━━━━━ Data records

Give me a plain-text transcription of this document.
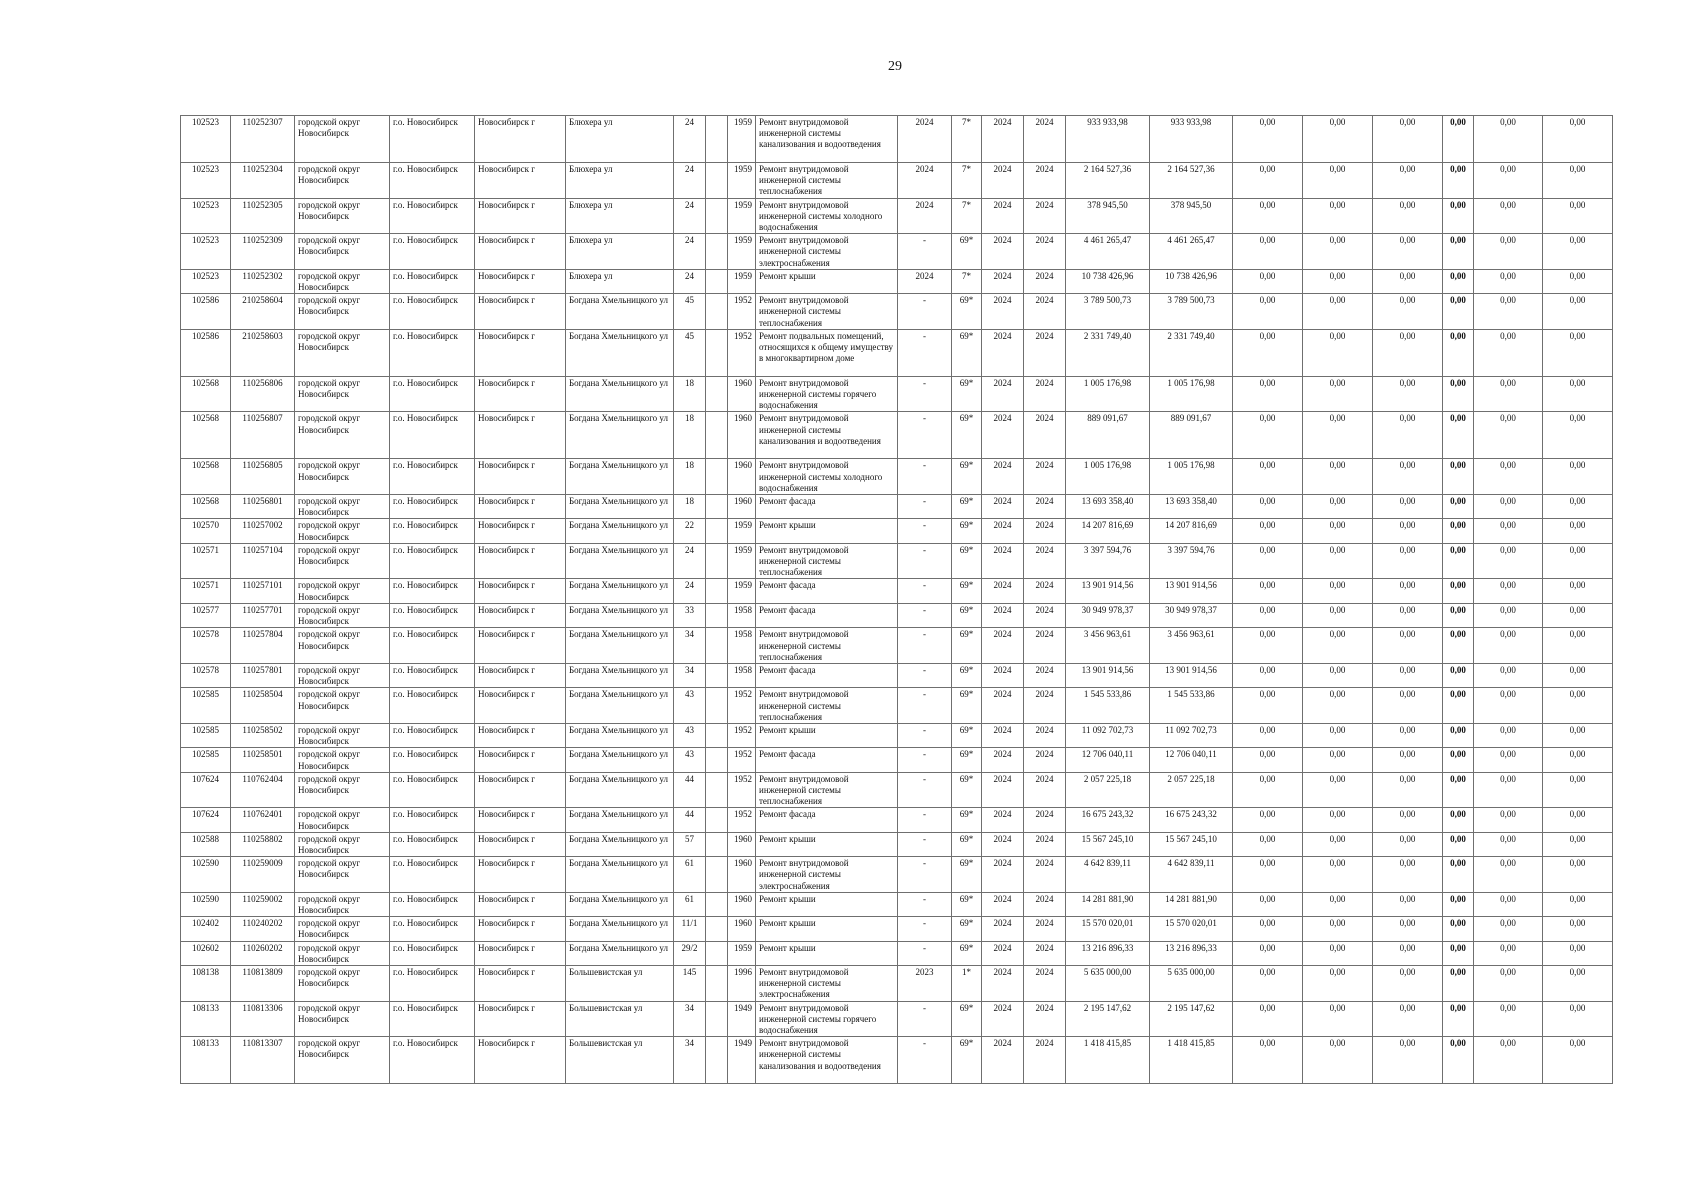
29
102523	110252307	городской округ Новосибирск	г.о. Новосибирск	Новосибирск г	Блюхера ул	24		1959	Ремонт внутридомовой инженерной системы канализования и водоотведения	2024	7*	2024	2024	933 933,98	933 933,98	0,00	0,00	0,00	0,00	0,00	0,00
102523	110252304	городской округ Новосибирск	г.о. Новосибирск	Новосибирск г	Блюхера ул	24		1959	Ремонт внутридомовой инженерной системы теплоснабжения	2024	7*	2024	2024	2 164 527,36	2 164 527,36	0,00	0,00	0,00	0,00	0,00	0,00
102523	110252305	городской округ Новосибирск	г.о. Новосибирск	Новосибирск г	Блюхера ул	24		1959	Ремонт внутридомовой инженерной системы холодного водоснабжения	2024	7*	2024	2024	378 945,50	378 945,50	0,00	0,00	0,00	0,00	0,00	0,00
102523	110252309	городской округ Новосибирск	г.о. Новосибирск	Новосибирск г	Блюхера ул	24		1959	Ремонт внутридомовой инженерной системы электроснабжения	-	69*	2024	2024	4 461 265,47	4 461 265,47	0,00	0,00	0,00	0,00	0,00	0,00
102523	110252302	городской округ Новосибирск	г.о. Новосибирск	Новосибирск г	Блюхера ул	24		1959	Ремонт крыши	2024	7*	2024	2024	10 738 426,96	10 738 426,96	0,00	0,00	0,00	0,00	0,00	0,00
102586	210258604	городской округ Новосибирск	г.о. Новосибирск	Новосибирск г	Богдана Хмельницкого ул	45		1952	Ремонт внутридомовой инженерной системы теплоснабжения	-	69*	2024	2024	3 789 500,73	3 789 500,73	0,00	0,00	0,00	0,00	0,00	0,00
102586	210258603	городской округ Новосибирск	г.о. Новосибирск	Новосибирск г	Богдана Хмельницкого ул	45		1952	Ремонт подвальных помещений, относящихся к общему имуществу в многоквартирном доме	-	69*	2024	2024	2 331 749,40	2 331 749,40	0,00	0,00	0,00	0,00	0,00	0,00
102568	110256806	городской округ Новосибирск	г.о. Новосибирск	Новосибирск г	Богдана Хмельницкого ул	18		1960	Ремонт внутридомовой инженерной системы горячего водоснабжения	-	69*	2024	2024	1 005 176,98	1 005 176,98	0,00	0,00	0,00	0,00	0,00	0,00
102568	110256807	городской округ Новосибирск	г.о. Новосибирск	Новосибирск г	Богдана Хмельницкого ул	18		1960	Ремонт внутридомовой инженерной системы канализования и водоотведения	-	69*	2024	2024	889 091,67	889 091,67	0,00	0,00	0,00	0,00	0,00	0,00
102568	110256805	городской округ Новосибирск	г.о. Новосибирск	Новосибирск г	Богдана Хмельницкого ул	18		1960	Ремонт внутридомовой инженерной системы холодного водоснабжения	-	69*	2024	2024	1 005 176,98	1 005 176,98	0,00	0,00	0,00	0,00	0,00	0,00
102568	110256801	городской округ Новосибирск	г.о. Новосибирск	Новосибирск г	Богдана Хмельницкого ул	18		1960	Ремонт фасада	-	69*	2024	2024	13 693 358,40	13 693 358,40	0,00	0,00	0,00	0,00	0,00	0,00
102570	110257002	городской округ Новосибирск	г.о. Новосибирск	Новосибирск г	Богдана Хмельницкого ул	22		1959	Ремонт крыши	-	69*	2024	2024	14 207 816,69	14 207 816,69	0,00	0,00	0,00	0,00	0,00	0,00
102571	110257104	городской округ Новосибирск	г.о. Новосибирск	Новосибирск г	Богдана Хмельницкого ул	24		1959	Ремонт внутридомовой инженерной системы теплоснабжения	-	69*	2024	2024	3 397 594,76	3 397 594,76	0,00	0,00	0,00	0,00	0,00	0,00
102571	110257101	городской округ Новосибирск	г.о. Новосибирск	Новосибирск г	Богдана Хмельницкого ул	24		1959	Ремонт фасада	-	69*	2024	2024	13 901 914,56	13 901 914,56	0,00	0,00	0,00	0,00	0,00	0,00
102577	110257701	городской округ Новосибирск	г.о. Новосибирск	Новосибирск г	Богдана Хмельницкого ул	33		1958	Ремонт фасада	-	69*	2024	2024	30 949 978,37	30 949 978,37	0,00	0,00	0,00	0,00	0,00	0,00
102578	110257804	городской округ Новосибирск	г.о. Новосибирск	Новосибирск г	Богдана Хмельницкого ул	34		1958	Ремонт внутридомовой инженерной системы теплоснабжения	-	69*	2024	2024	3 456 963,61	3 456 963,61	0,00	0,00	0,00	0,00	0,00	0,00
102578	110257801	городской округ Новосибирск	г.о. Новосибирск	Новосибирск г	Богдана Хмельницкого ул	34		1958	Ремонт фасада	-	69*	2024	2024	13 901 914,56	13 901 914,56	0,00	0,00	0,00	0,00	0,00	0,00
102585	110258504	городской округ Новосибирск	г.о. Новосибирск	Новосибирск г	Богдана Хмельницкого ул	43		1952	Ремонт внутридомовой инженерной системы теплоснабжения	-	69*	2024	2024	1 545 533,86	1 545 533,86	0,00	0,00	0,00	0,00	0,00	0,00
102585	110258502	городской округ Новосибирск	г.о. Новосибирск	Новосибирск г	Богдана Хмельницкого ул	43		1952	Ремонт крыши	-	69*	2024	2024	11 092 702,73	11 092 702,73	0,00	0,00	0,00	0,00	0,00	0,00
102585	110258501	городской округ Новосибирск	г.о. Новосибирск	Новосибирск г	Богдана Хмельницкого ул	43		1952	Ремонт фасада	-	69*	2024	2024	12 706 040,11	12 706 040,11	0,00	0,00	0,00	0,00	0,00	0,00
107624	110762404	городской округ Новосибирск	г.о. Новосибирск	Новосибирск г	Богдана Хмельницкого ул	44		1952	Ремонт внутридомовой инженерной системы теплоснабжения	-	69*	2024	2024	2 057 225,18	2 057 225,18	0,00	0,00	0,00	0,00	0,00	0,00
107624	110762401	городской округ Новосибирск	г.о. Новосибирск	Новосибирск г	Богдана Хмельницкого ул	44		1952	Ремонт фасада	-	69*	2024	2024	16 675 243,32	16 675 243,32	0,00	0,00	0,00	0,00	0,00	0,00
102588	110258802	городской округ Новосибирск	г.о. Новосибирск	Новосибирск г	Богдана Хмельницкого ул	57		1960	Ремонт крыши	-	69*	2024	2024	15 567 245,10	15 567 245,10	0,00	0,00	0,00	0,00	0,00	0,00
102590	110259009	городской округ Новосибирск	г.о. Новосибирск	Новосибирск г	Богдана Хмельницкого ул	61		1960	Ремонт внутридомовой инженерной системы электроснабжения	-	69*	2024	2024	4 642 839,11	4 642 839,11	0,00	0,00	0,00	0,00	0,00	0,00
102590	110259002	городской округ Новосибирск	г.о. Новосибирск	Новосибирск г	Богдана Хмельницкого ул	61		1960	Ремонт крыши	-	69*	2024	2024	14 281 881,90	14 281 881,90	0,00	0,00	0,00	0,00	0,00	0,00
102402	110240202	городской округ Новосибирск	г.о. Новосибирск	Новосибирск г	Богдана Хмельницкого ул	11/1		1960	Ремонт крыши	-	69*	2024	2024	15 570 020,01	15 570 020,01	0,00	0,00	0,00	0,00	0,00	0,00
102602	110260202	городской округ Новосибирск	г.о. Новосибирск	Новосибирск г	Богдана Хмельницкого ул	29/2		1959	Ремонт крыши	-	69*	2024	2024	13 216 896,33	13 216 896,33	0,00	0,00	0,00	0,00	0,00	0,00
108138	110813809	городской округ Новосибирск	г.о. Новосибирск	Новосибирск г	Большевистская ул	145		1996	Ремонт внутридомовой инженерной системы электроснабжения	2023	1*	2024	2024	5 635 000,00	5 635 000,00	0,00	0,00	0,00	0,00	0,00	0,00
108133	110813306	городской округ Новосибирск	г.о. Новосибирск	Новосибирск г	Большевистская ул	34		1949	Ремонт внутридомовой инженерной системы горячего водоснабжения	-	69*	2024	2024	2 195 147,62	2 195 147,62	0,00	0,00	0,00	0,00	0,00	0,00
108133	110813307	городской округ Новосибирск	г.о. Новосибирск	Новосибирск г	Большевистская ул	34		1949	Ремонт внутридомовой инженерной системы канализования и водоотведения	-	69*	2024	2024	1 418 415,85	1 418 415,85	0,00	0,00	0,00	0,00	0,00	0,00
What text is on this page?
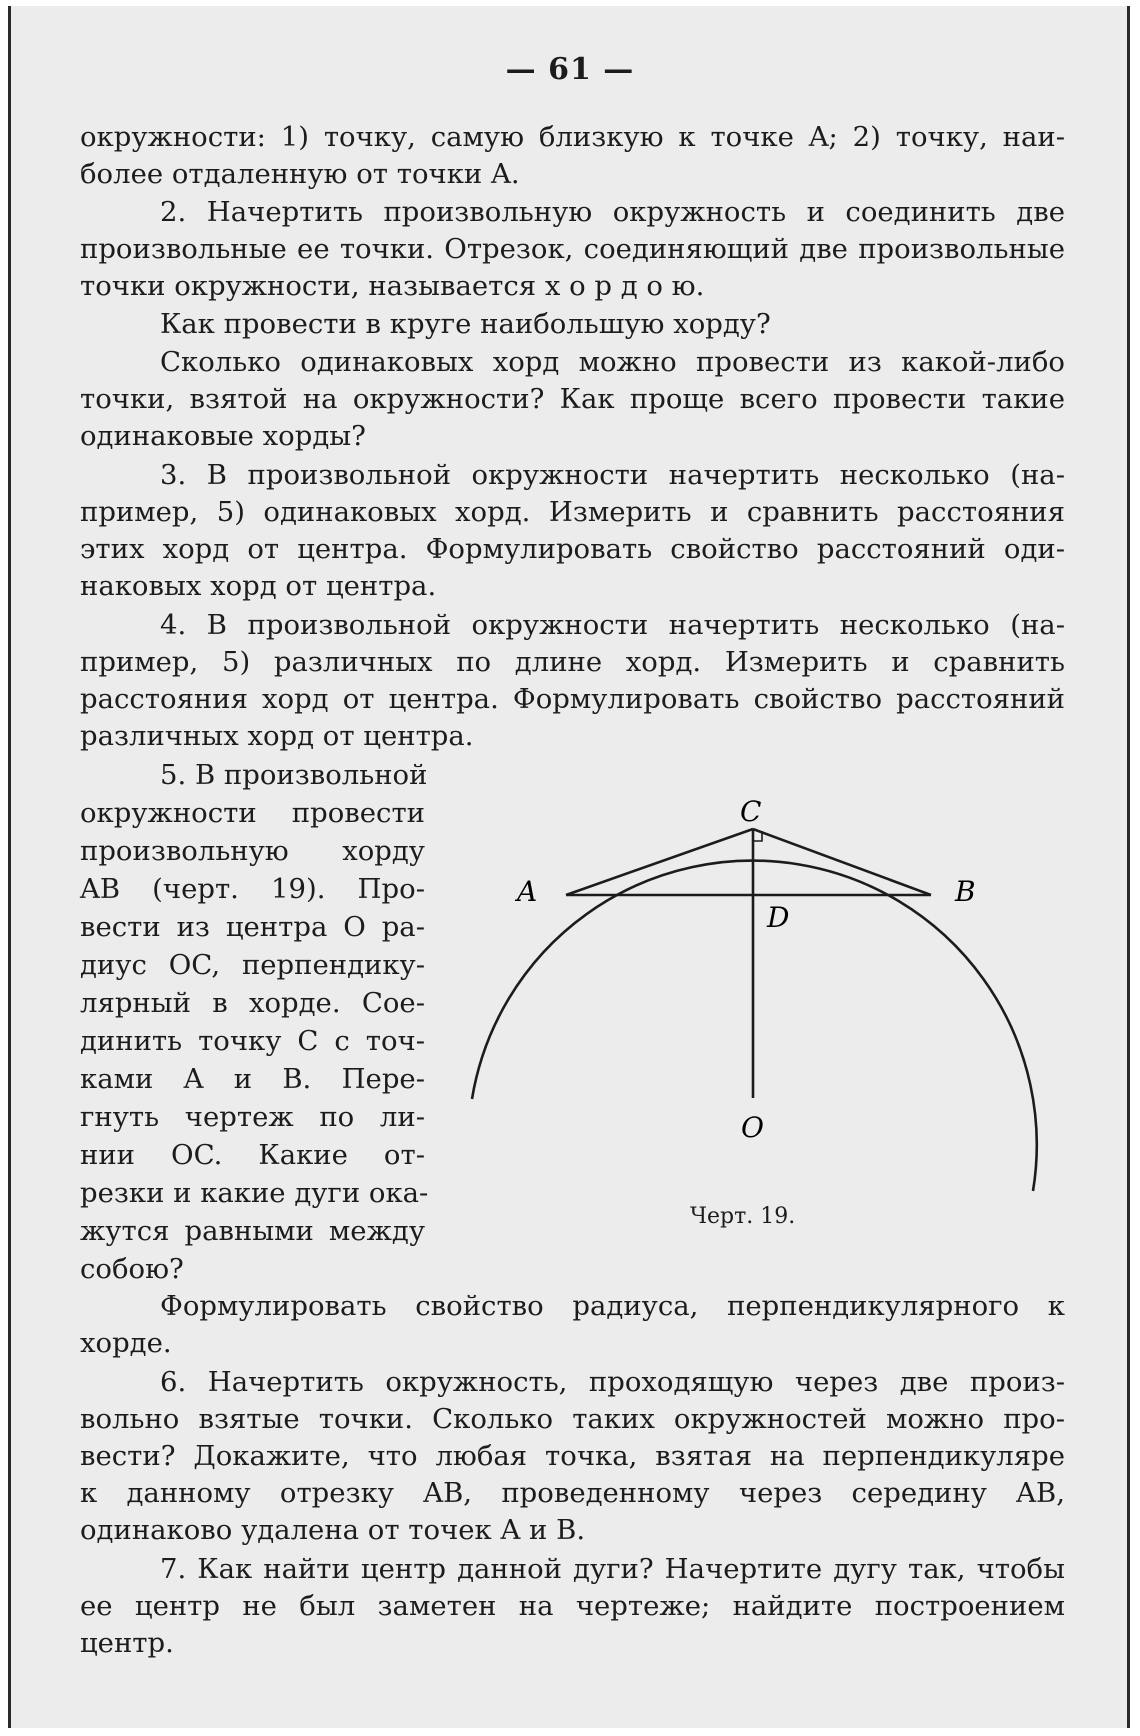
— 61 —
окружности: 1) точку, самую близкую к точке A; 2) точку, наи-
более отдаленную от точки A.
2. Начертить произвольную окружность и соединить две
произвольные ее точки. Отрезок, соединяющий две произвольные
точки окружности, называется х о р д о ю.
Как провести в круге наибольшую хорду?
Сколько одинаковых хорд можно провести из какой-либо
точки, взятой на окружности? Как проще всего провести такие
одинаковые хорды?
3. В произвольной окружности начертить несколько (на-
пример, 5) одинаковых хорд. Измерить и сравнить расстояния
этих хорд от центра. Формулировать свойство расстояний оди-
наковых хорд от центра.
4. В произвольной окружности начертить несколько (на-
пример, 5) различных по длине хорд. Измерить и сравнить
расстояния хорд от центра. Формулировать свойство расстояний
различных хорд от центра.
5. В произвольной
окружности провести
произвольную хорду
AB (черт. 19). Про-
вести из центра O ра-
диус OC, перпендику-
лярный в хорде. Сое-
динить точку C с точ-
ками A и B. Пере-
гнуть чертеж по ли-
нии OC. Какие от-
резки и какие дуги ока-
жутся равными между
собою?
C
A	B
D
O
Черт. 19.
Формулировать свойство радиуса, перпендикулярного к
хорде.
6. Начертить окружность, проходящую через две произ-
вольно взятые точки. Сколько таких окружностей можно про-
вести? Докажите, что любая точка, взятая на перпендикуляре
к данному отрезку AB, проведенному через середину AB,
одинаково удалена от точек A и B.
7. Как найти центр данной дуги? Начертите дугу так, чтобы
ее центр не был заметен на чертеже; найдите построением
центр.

━━━━━━━━━━

**Challenge:** Note how many lines of the material contain the string "this". Then report that number by itself.

**Answer for the task:** 2